◆ **TASK INPUTS**
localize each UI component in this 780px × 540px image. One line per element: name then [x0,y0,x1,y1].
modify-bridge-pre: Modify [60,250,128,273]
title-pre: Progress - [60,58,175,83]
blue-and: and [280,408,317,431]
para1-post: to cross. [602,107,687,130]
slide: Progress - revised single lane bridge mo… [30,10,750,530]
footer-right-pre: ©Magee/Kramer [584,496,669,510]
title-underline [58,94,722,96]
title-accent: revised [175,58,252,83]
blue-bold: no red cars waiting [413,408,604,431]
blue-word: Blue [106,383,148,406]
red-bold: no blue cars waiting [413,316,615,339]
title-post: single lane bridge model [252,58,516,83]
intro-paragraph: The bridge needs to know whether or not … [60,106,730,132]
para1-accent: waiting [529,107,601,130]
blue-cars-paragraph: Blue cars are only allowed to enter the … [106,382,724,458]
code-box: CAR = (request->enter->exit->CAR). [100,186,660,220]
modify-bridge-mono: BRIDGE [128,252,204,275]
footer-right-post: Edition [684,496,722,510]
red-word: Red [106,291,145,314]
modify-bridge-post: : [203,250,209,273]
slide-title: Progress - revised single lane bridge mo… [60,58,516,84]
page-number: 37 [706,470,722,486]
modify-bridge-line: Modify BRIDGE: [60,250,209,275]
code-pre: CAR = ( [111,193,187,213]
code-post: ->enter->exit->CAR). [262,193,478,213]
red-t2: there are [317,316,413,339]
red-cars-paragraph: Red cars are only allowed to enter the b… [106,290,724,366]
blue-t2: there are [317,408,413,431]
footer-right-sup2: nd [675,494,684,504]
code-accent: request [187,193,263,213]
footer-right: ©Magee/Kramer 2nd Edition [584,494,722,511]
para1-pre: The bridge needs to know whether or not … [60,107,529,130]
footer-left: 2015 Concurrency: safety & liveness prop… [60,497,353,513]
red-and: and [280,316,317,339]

◆ **WHAT THIS TASK INVOLVES**
Identify each row above that contains the string "post" and copy those rows in full.

◆ **CORRECT RESULT**
para1-post: to cross. [602,107,687,130]
title-post: single lane bridge model [252,58,516,83]
footer-right-post: Edition [684,496,722,510]
modify-bridge-post: : [203,250,209,273]
code-post: ->enter->exit->CAR). [262,193,478,213]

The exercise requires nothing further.